*Information given*.
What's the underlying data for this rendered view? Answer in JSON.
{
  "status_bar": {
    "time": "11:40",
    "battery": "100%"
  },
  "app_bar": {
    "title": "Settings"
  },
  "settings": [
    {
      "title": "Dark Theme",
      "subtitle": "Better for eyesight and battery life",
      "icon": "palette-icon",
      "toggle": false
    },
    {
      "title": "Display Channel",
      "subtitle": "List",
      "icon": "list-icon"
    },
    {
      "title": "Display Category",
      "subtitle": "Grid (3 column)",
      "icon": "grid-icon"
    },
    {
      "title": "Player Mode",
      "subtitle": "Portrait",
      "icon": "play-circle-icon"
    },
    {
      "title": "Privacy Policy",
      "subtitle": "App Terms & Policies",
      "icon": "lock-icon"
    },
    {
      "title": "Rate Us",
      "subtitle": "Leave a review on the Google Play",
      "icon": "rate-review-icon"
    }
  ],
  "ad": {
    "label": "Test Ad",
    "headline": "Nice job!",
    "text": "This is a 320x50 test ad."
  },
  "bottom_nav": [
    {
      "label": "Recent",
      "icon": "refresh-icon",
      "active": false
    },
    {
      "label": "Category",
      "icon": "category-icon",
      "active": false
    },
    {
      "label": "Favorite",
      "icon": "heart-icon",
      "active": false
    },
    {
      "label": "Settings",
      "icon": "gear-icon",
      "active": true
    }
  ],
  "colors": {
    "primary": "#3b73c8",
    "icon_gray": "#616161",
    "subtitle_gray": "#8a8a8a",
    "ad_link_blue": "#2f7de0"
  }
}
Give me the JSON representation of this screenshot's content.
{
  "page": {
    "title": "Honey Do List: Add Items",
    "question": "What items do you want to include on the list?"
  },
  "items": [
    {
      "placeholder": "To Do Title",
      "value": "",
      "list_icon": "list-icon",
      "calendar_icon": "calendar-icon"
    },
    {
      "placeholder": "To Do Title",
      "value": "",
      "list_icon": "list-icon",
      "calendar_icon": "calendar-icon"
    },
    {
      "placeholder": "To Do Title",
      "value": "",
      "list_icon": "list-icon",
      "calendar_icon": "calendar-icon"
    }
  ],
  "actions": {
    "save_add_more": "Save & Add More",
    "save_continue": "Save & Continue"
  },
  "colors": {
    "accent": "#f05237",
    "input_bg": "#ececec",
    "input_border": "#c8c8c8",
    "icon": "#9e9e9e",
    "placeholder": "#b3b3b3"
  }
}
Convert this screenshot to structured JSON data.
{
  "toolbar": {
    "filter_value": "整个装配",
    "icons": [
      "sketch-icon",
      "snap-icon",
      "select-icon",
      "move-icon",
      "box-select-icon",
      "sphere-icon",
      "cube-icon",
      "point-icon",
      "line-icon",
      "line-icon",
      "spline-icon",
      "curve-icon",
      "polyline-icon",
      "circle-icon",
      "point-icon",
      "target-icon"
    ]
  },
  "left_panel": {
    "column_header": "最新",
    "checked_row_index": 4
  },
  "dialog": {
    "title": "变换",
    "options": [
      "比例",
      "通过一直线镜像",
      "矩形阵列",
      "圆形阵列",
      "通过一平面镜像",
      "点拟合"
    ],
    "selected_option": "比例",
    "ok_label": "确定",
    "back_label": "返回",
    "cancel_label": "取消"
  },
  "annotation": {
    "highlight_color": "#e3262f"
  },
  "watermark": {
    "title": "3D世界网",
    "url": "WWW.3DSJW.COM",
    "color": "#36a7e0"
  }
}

*What to do*. Your task is to retype all of the records exactly.

*Written response*.
What's the underlying data for this rendered view? Answer in JSON.
{
  "status_bar": {
    "time": "11:40",
    "battery": "100%"
  },
  "app_bar": {
    "title": "Settings"
  },
  "settings": [
    {
      "title": "Dark Theme",
      "subtitle": "Better for eyesight and battery life",
      "icon": "palette-icon",
      "toggle": false
    },
    {
      "title": "Display Channel",
      "subtitle": "List",
      "icon": "list-icon"
    },
    {
      "title": "Display Category",
      "subtitle": "Grid (3 column)",
      "icon": "grid-icon"
    },
    {
      "title": "Player Mode",
      "subtitle": "Portrait",
      "icon": "play-circle-icon"
    },
    {
      "title": "Privacy Policy",
      "subtitle": "App Terms & Policies",
      "icon": "lock-icon"
    },
    {
      "title": "Rate Us",
      "subtitle": "Leave a review on the Google Play",
      "icon": "rate-review-icon"
    }
  ],
  "ad": {
    "label": "Test Ad",
    "headline": "Nice job!",
    "text": "This is a 320x50 test ad."
  },
  "bottom_nav": [
    {
      "label": "Recent",
      "icon": "refresh-icon",
      "active": false
    },
    {
      "label": "Category",
      "icon": "category-icon",
      "active": false
    },
    {
      "label": "Favorite",
      "icon": "heart-icon",
      "active": false
    },
    {
      "label": "Settings",
      "icon": "gear-icon",
      "active": true
    }
  ],
  "colors": {
    "primary": "#3b73c8",
    "icon_gray": "#616161",
    "subtitle_gray": "#8a8a8a",
    "ad_link_blue": "#2f7de0"
  }
}
Give me the JSON representation of this screenshot's content.
{
  "page": {
    "title": "Honey Do List: Add Items",
    "question": "What items do you want to include on the list?"
  },
  "items": [
    {
      "placeholder": "To Do Title",
      "value": "",
      "list_icon": "list-icon",
      "calendar_icon": "calendar-icon"
    },
    {
      "placeholder": "To Do Title",
      "value": "",
      "list_icon": "list-icon",
      "calendar_icon": "calendar-icon"
    },
    {
      "placeholder": "To Do Title",
      "value": "",
      "list_icon": "list-icon",
      "calendar_icon": "calendar-icon"
    }
  ],
  "actions": {
    "save_add_more": "Save & Add More",
    "save_continue": "Save & Continue"
  },
  "colors": {
    "accent": "#f05237",
    "input_bg": "#ececec",
    "input_border": "#c8c8c8",
    "icon": "#9e9e9e",
    "placeholder": "#b3b3b3"
  }
}
Convert this screenshot to structured JSON data.
{
  "toolbar": {
    "filter_value": "整个装配",
    "icons": [
      "sketch-icon",
      "snap-icon",
      "select-icon",
      "move-icon",
      "box-select-icon",
      "sphere-icon",
      "cube-icon",
      "point-icon",
      "line-icon",
      "line-icon",
      "spline-icon",
      "curve-icon",
      "polyline-icon",
      "circle-icon",
      "point-icon",
      "target-icon"
    ]
  },
  "left_panel": {
    "column_header": "最新",
    "checked_row_index": 4
  },
  "dialog": {
    "title": "变换",
    "options": [
      "比例",
      "通过一直线镜像",
      "矩形阵列",
      "圆形阵列",
      "通过一平面镜像",
      "点拟合"
    ],
    "selected_option": "比例",
    "ok_label": "确定",
    "back_label": "返回",
    "cancel_label": "取消"
  },
  "annotation": {
    "highlight_color": "#e3262f"
  },
  "watermark": {
    "title": "3D世界网",
    "url": "WWW.3DSJW.COM",
    "color": "#36a7e0"
  }
}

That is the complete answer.